Data excerpts
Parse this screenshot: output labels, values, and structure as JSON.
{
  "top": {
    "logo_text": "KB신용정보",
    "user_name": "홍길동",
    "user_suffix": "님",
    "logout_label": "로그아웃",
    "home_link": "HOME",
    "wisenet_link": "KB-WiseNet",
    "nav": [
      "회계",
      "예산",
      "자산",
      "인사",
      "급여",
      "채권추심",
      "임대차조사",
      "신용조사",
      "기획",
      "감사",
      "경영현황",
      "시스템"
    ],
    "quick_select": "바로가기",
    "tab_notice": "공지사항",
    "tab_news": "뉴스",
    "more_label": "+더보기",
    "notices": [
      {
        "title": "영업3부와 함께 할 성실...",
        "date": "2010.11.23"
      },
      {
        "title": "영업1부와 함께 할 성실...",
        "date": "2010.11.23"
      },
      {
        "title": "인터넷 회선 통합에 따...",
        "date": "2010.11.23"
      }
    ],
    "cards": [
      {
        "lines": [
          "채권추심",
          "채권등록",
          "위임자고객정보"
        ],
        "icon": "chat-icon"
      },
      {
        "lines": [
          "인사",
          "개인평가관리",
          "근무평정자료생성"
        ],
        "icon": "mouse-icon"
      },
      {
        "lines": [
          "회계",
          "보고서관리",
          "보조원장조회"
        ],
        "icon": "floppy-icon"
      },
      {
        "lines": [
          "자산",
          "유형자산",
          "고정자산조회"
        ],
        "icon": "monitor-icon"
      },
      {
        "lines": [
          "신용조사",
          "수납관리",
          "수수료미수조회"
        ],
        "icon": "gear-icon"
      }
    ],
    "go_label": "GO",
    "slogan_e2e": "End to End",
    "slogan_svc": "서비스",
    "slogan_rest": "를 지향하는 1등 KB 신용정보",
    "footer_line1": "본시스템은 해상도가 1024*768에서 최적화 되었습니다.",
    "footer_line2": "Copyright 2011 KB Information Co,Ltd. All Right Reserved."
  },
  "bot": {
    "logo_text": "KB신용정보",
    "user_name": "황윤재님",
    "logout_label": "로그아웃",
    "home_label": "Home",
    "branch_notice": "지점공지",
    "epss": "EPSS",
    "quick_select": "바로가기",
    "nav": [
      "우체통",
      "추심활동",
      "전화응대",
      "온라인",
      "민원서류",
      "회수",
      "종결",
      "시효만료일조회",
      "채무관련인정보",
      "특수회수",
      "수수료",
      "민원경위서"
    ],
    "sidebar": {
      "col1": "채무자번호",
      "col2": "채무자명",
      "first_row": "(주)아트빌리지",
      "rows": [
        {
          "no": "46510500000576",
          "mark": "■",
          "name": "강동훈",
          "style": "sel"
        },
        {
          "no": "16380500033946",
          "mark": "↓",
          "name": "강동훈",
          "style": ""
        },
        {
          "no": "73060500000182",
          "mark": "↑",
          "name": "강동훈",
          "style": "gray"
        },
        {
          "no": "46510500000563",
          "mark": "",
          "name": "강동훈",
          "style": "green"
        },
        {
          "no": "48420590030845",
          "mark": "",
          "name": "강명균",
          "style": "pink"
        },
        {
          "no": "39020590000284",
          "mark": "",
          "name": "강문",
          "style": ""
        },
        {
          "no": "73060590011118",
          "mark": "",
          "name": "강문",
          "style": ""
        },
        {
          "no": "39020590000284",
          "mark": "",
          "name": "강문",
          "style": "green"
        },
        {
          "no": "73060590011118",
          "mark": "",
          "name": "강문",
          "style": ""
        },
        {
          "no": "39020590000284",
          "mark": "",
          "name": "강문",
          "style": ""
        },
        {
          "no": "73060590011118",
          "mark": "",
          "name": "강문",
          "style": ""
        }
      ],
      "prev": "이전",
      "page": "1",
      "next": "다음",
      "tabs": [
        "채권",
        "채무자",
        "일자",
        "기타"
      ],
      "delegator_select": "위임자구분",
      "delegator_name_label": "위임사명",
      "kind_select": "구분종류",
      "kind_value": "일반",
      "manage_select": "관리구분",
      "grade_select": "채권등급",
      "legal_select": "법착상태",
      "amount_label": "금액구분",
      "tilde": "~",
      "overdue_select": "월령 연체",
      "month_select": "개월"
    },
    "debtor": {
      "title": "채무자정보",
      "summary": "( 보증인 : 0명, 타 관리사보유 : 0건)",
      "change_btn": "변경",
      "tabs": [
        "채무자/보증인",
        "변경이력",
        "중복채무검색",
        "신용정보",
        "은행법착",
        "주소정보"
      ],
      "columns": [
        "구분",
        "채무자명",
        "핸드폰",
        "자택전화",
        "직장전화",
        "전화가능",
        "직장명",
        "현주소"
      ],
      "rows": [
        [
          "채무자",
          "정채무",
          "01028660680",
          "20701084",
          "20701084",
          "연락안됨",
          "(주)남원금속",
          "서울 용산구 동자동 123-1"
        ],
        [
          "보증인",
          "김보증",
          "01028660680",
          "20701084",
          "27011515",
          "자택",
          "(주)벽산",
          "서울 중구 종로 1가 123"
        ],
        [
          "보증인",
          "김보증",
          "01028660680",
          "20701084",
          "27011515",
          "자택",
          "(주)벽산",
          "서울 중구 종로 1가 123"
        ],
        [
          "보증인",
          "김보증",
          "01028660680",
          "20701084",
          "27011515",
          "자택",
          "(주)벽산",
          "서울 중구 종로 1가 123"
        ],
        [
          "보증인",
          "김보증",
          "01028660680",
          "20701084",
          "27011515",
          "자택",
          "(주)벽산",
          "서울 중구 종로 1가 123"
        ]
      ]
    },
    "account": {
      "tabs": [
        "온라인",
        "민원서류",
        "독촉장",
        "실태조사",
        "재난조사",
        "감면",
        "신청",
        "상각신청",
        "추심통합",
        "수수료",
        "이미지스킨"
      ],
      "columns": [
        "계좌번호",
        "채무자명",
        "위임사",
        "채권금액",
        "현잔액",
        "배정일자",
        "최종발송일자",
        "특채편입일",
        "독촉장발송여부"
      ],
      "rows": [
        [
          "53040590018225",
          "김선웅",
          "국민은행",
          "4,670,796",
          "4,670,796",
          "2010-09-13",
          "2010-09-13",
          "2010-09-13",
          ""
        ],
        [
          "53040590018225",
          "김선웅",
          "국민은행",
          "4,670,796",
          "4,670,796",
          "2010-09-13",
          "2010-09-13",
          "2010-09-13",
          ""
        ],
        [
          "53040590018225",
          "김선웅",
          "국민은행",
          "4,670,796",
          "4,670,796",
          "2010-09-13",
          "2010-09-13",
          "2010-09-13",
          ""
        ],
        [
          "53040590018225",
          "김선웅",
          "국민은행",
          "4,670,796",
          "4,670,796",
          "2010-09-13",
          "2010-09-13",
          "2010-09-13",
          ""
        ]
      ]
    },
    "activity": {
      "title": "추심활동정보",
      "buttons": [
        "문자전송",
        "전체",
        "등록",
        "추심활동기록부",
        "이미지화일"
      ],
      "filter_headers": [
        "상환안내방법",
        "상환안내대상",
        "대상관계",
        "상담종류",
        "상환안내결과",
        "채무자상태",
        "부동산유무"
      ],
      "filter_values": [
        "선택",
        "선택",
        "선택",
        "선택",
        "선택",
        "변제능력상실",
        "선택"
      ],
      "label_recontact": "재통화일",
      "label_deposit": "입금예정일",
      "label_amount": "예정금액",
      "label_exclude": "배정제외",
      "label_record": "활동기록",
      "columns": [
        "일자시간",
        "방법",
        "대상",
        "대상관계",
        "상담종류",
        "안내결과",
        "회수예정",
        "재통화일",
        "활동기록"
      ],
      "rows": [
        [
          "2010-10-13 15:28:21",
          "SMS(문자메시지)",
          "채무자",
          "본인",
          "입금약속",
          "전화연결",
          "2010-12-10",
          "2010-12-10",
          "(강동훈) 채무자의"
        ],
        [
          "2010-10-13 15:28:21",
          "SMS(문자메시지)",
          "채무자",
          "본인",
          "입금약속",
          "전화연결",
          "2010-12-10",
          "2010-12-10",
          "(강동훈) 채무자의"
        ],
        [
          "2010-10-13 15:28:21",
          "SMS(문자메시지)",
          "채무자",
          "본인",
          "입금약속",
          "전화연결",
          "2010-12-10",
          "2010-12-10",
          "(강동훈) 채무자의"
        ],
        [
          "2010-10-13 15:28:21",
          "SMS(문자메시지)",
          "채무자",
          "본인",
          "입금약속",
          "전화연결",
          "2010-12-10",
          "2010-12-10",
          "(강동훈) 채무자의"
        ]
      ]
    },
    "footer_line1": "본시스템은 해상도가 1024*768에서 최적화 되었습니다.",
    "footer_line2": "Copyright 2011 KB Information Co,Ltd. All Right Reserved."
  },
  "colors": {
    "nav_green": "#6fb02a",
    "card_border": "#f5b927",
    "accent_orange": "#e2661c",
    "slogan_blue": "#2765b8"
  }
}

→ What you should do: Search the entries for the word "icon", then gather every line that has it.

→ Reply:
        "icon": "chat-icon"
        "icon": "mouse-icon"
        "icon": "floppy-icon"
        "icon": "monitor-icon"
        "icon": "gear-icon"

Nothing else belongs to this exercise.